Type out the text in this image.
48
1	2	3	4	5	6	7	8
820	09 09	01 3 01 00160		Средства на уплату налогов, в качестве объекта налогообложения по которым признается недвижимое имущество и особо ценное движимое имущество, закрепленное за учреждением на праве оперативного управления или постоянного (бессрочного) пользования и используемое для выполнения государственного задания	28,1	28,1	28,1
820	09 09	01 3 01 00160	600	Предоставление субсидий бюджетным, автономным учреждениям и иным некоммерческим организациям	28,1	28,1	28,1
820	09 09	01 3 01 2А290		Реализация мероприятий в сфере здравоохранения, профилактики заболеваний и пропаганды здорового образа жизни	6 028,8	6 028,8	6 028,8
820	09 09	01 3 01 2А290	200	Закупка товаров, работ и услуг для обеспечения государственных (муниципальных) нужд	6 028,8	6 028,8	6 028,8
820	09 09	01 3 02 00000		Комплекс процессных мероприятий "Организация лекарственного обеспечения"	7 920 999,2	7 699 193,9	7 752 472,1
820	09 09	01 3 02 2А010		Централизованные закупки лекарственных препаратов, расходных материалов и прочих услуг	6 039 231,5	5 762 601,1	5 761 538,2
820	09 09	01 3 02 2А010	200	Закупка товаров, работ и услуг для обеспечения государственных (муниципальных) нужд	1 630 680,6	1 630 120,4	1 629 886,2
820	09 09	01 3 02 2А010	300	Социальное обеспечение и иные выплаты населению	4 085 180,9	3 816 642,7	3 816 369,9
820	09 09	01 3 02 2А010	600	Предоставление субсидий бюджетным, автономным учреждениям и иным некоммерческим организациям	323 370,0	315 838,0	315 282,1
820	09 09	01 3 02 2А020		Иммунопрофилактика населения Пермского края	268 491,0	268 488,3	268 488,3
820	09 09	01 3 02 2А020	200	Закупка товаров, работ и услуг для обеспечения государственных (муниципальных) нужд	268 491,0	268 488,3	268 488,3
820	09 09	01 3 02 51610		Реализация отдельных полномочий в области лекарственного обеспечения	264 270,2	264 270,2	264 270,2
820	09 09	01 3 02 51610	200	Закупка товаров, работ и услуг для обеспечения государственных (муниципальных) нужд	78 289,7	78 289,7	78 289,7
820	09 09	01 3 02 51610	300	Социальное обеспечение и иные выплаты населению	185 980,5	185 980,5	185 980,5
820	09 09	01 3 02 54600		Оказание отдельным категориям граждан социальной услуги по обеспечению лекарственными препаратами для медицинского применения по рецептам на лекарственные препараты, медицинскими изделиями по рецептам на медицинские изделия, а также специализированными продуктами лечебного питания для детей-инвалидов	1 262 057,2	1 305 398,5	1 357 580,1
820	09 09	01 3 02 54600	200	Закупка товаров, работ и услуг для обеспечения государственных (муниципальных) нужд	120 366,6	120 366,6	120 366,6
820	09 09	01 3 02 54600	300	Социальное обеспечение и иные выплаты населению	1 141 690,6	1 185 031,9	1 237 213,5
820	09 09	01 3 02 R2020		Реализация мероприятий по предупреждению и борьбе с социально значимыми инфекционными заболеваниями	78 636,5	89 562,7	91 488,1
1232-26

* * * * * * * * *

YOUR OBJECTIVE = Go through the entries above and copy every line containing "иным".

SOLUTION TO THIS PROBLEM =
820	09 09	01 3 01 00160	600	Предоставление субсидий бюджетным, автономным учреждениям и иным некоммерческим организациям	28,1	28,1	28,1
820	09 09	01 3 02 2А010	600	Предоставление субсидий бюджетным, автономным учреждениям и иным некоммерческим организациям	323 370,0	315 838,0	315 282,1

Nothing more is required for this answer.